Records:

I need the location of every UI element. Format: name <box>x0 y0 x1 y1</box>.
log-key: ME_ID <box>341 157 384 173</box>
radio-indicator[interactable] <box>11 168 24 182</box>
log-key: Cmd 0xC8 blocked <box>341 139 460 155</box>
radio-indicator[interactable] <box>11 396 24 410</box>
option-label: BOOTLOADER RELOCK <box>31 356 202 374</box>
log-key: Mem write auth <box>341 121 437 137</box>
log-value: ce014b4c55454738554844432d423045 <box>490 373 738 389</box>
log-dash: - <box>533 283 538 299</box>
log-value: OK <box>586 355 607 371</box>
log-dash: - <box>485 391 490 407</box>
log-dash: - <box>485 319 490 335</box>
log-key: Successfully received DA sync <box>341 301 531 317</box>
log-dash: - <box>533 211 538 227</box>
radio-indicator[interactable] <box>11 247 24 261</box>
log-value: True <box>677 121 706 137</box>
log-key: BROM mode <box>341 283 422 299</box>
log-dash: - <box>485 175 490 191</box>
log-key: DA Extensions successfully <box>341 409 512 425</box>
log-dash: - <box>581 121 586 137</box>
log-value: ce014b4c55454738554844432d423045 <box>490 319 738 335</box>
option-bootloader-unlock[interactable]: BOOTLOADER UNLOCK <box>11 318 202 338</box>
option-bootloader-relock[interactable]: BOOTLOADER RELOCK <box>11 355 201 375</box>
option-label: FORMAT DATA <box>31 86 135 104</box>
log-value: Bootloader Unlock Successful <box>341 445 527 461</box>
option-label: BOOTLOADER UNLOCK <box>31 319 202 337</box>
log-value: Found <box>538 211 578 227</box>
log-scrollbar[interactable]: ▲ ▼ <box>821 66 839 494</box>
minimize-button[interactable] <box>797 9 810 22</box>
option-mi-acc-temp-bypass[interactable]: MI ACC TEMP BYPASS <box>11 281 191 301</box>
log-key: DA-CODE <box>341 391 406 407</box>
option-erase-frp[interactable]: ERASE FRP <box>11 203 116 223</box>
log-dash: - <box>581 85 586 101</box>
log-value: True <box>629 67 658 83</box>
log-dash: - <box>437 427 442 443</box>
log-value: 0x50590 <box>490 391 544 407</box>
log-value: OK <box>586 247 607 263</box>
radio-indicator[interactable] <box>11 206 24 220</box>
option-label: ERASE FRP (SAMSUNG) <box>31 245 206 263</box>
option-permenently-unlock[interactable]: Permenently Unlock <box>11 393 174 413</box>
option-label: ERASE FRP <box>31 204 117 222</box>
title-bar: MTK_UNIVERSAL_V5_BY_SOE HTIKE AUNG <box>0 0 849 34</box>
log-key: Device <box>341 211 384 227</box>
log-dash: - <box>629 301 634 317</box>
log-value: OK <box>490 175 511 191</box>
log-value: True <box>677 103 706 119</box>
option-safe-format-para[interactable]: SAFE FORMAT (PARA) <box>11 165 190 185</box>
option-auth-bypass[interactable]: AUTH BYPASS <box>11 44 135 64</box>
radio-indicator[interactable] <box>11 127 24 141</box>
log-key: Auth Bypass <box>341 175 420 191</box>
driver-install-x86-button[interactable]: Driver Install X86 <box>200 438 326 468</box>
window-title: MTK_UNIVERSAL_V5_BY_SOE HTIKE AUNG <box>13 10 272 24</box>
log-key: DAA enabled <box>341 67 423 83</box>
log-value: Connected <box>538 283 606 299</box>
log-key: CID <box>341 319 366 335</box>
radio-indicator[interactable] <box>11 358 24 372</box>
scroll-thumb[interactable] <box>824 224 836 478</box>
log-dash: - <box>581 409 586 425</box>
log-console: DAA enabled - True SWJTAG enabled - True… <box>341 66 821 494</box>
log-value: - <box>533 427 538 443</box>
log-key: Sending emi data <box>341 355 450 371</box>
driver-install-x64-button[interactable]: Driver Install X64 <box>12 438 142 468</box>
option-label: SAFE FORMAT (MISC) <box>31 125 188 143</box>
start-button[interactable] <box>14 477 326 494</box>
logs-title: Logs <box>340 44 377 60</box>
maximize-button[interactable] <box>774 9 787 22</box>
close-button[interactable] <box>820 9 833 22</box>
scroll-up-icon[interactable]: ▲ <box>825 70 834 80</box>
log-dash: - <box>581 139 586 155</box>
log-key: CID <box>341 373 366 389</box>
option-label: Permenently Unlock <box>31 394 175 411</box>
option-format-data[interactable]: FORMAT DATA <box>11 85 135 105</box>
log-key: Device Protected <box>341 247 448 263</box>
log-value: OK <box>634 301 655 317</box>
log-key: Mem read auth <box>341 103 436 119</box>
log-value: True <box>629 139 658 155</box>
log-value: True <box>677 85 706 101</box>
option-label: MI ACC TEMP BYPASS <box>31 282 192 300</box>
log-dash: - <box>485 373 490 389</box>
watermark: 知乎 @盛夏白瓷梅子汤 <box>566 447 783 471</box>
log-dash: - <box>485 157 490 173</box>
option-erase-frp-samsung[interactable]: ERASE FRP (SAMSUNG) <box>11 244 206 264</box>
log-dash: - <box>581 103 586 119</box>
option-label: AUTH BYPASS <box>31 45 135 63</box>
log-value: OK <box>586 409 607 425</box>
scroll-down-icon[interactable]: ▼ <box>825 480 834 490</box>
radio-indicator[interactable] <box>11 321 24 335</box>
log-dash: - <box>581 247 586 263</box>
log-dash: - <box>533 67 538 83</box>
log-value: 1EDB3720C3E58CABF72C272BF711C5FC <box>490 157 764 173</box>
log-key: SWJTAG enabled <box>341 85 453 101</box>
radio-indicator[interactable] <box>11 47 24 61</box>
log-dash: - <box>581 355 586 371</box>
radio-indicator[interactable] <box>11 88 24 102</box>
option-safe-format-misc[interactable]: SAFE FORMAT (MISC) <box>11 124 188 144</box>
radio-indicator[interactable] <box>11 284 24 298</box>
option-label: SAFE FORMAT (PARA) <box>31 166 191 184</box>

◆ Goal
Reproduce every one of the lines above word for word, keeping their original order.

◆ Problem solution
I need the location of every UI element. Format: name <box>x0 y0 x1 y1</box>.
log-key: ME_ID <box>341 157 384 173</box>
radio-indicator[interactable] <box>11 168 24 182</box>
log-key: Cmd 0xC8 blocked <box>341 139 460 155</box>
radio-indicator[interactable] <box>11 396 24 410</box>
option-label: BOOTLOADER RELOCK <box>31 356 202 374</box>
log-key: Mem write auth <box>341 121 437 137</box>
log-value: ce014b4c55454738554844432d423045 <box>490 373 738 389</box>
log-dash: - <box>533 283 538 299</box>
log-value: OK <box>586 355 607 371</box>
log-dash: - <box>485 391 490 407</box>
log-dash: - <box>485 319 490 335</box>
log-key: Successfully received DA sync <box>341 301 531 317</box>
log-dash: - <box>533 211 538 227</box>
radio-indicator[interactable] <box>11 247 24 261</box>
log-value: True <box>677 121 706 137</box>
log-key: BROM mode <box>341 283 422 299</box>
log-dash: - <box>485 175 490 191</box>
log-key: DA Extensions successfully <box>341 409 512 425</box>
log-dash: - <box>581 121 586 137</box>
log-value: ce014b4c55454738554844432d423045 <box>490 319 738 335</box>
option-bootloader-unlock[interactable]: BOOTLOADER UNLOCK <box>11 318 202 338</box>
option-bootloader-relock[interactable]: BOOTLOADER RELOCK <box>11 355 201 375</box>
option-label: FORMAT DATA <box>31 86 135 104</box>
log-value: Bootloader Unlock Successful <box>341 445 527 461</box>
option-label: BOOTLOADER UNLOCK <box>31 319 202 337</box>
log-value: Found <box>538 211 578 227</box>
log-scrollbar[interactable]: ▲ ▼ <box>821 66 839 494</box>
minimize-button[interactable] <box>797 9 810 22</box>
option-mi-acc-temp-bypass[interactable]: MI ACC TEMP BYPASS <box>11 281 191 301</box>
log-key: DA-CODE <box>341 391 406 407</box>
option-erase-frp[interactable]: ERASE FRP <box>11 203 116 223</box>
log-dash: - <box>581 85 586 101</box>
log-value: True <box>629 67 658 83</box>
log-dash: - <box>437 427 442 443</box>
log-value: 0x50590 <box>490 391 544 407</box>
log-value: OK <box>586 247 607 263</box>
radio-indicator[interactable] <box>11 206 24 220</box>
option-label: ERASE FRP (SAMSUNG) <box>31 245 206 263</box>
option-permenently-unlock[interactable]: Permenently Unlock <box>11 393 174 413</box>
option-label: ERASE FRP <box>31 204 117 222</box>
title-bar: MTK_UNIVERSAL_V5_BY_SOE HTIKE AUNG <box>0 0 849 34</box>
log-key: Device <box>341 211 384 227</box>
log-dash: - <box>629 301 634 317</box>
log-value: OK <box>490 175 511 191</box>
log-value: True <box>677 103 706 119</box>
option-safe-format-para[interactable]: SAFE FORMAT (PARA) <box>11 165 190 185</box>
option-auth-bypass[interactable]: AUTH BYPASS <box>11 44 135 64</box>
radio-indicator[interactable] <box>11 127 24 141</box>
log-key: Auth Bypass <box>341 175 420 191</box>
driver-install-x86-button[interactable]: Driver Install X86 <box>200 438 326 468</box>
window-title: MTK_UNIVERSAL_V5_BY_SOE HTIKE AUNG <box>13 10 272 24</box>
log-key: DAA enabled <box>341 67 423 83</box>
log-value: Connected <box>538 283 606 299</box>
log-key: CID <box>341 319 366 335</box>
radio-indicator[interactable] <box>11 358 24 372</box>
scroll-thumb[interactable] <box>824 224 836 478</box>
log-dash: - <box>581 409 586 425</box>
log-console: DAA enabled - True SWJTAG enabled - True… <box>341 66 821 494</box>
log-value: - <box>533 427 538 443</box>
log-key: Sending emi data <box>341 355 450 371</box>
driver-install-x64-button[interactable]: Driver Install X64 <box>12 438 142 468</box>
option-label: SAFE FORMAT (MISC) <box>31 125 188 143</box>
start-button[interactable] <box>14 477 326 494</box>
logs-title: Logs <box>340 44 377 60</box>
maximize-button[interactable] <box>774 9 787 22</box>
close-button[interactable] <box>820 9 833 22</box>
scroll-up-icon[interactable]: ▲ <box>825 70 834 80</box>
log-dash: - <box>581 139 586 155</box>
log-key: CID <box>341 373 366 389</box>
option-label: Permenently Unlock <box>31 394 175 411</box>
option-format-data[interactable]: FORMAT DATA <box>11 85 135 105</box>
log-key: Device Protected <box>341 247 448 263</box>
log-value: OK <box>634 301 655 317</box>
log-key: Mem read auth <box>341 103 436 119</box>
log-value: True <box>629 139 658 155</box>
log-value: True <box>677 85 706 101</box>
option-label: MI ACC TEMP BYPASS <box>31 282 192 300</box>
log-dash: - <box>485 373 490 389</box>
watermark: 知乎 @盛夏白瓷梅子汤 <box>566 447 783 471</box>
log-dash: - <box>485 157 490 173</box>
option-erase-frp-samsung[interactable]: ERASE FRP (SAMSUNG) <box>11 244 206 264</box>
log-dash: - <box>581 103 586 119</box>
option-label: AUTH BYPASS <box>31 45 135 63</box>
log-value: OK <box>586 409 607 425</box>
scroll-down-icon[interactable]: ▼ <box>825 480 834 490</box>
radio-indicator[interactable] <box>11 321 24 335</box>
log-dash: - <box>581 247 586 263</box>
log-dash: - <box>533 67 538 83</box>
log-value: 1EDB3720C3E58CABF72C272BF711C5FC <box>490 157 764 173</box>
log-key: SWJTAG enabled <box>341 85 453 101</box>
radio-indicator[interactable] <box>11 47 24 61</box>
log-dash: - <box>581 355 586 371</box>
radio-indicator[interactable] <box>11 88 24 102</box>
option-safe-format-misc[interactable]: SAFE FORMAT (MISC) <box>11 124 188 144</box>
radio-indicator[interactable] <box>11 284 24 298</box>
option-label: SAFE FORMAT (PARA) <box>31 166 191 184</box>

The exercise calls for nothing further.